Show every line of the data that contains the string "text".

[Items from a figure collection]
- Opening Delimiter -
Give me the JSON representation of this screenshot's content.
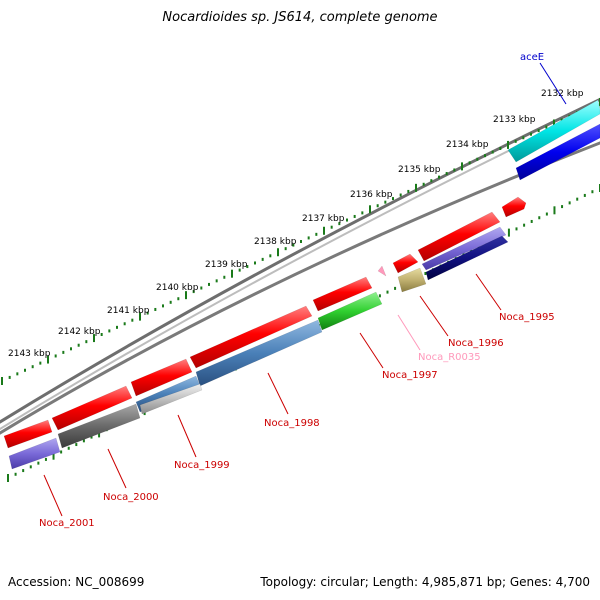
{
  "title": "Nocardioides sp. JS614, complete genome",
  "footer": {
    "accession": "Accession: NC_008699",
    "stats": "Topology: circular; Length: 4,985,871 bp; Genes: 4,700"
  },
  "colors": {
    "backbone": "#808080",
    "tick": "#1a7a1a",
    "label_red": "#cc0000",
    "label_pink": "#ff99bb",
    "label_blue": "#0000cc"
  },
  "kbp_ticks": [
    "2132 kbp",
    "2133 kbp",
    "2134 kbp",
    "2135 kbp",
    "2136 kbp",
    "2137 kbp",
    "2138 kbp",
    "2139 kbp",
    "2140 kbp",
    "2141 kbp",
    "2142 kbp",
    "2143 kbp"
  ],
  "gene_labels": [
    {
      "text": "aceE",
      "color": "blue"
    },
    {
      "text": "Noca_1995",
      "color": "red"
    },
    {
      "text": "Noca_1996",
      "color": "red"
    },
    {
      "text": "Noca_R0035",
      "color": "pink"
    },
    {
      "text": "Noca_1997",
      "color": "red"
    },
    {
      "text": "Noca_1998",
      "color": "red"
    },
    {
      "text": "Noca_1999",
      "color": "red"
    },
    {
      "text": "Noca_2000",
      "color": "red"
    },
    {
      "text": "Noca_2001",
      "color": "red"
    }
  ]
}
- Closing Delimiter -
**SOLUTION TO THIS TASK:**
      "text": "aceE",
      "text": "Noca_1995",
      "text": "Noca_1996",
      "text": "Noca_R0035",
      "text": "Noca_1997",
      "text": "Noca_1998",
      "text": "Noca_1999",
      "text": "Noca_2000",
      "text": "Noca_2001",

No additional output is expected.